Entries taken from a collection
========================

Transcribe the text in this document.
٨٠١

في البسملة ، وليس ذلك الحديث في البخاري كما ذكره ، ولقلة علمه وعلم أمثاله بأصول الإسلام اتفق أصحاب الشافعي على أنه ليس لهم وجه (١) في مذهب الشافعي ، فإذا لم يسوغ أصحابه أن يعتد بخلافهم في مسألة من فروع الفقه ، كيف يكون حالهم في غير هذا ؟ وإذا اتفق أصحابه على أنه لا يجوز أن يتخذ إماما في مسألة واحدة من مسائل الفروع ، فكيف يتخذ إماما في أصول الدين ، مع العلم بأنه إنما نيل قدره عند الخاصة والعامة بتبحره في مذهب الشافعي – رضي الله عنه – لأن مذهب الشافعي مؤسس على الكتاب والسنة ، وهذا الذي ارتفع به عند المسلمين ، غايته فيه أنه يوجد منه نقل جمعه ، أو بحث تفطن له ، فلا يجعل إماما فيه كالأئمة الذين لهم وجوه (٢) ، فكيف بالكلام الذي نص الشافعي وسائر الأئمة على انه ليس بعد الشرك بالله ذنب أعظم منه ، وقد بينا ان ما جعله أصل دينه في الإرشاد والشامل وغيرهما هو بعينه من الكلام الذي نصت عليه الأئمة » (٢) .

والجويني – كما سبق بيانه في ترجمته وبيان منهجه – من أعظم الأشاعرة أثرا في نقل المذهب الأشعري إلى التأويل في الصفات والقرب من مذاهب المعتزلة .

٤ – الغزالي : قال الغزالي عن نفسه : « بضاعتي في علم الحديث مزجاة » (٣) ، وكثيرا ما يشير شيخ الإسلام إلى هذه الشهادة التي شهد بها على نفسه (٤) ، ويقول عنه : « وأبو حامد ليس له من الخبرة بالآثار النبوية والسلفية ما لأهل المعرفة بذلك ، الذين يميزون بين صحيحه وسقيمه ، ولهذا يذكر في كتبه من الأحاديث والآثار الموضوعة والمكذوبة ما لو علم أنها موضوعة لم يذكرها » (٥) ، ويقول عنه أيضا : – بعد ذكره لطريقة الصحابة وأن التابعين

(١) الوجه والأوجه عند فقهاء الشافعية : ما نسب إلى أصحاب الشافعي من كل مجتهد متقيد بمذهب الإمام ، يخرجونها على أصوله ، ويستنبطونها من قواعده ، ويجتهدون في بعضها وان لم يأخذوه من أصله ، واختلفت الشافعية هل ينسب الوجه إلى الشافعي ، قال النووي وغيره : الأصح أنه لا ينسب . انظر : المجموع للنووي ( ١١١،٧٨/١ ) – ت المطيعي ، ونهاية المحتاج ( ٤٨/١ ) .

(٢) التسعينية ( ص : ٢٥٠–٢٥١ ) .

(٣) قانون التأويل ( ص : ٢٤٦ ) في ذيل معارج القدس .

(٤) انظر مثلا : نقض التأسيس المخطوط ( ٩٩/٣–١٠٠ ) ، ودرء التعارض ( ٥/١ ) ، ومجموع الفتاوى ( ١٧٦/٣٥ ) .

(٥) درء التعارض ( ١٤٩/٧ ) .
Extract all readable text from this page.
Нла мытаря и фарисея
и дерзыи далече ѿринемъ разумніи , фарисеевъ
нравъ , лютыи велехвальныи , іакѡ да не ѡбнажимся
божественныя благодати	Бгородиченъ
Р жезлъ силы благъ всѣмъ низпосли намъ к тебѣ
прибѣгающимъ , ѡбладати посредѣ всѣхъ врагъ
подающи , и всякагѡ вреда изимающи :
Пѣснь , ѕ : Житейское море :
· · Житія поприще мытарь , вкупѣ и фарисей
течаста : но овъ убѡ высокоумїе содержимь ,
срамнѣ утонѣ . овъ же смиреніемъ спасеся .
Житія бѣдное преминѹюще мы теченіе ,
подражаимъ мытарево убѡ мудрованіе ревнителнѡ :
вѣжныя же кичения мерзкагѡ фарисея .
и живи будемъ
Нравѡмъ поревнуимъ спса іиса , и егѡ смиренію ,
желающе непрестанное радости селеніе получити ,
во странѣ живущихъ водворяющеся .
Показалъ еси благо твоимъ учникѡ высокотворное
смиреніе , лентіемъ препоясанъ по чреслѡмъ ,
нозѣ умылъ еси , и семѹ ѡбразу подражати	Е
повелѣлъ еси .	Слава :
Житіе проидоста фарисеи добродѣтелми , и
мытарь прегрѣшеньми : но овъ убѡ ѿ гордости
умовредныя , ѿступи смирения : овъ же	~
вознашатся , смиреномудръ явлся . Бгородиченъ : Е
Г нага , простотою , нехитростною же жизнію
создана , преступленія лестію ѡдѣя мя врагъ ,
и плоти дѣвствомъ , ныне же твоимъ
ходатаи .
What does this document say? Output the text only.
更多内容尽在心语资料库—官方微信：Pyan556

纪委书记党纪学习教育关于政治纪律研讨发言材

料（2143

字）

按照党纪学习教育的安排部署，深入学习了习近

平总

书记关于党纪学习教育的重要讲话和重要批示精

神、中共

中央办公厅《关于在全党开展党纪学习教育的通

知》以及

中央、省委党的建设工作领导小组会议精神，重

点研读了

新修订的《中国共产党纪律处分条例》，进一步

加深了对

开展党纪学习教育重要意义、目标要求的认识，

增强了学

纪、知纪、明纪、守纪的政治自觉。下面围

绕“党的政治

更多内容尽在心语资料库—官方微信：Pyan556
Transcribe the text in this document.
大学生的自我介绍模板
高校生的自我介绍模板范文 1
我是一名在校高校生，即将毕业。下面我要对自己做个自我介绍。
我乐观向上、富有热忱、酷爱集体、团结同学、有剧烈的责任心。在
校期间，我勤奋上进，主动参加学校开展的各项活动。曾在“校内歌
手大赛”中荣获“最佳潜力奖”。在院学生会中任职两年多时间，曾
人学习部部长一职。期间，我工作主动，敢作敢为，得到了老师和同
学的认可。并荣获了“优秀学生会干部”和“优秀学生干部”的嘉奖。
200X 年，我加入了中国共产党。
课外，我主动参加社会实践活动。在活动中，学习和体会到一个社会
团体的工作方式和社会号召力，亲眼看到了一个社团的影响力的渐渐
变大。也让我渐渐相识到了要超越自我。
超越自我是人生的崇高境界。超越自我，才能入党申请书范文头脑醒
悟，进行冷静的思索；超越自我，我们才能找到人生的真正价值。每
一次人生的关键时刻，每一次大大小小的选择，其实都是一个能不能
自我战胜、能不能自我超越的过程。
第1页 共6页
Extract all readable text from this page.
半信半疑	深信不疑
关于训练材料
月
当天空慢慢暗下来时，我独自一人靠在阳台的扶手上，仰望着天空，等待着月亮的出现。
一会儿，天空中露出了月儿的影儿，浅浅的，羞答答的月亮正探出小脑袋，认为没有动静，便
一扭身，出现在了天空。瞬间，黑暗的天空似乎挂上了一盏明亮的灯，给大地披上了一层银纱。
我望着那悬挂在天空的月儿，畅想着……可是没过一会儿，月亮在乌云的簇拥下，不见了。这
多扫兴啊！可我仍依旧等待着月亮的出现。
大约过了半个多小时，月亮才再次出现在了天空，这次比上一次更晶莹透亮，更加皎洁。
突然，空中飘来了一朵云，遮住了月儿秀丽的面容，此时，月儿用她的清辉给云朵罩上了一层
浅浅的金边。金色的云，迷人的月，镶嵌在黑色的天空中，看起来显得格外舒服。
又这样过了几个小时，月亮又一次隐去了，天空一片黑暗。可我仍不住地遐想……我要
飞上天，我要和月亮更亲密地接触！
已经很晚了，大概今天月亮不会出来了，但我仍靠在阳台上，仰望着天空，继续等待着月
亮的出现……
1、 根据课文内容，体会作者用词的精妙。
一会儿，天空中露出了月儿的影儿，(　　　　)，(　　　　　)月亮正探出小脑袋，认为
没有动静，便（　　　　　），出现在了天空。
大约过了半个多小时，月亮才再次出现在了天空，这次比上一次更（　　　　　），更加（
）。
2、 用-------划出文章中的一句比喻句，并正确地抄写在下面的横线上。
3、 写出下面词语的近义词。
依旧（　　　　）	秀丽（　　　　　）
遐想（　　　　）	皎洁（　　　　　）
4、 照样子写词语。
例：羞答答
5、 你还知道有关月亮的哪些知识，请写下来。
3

========================

Short task:
State how many lines of the records above contain the word "фарисея", and give only that number.

Final result:
2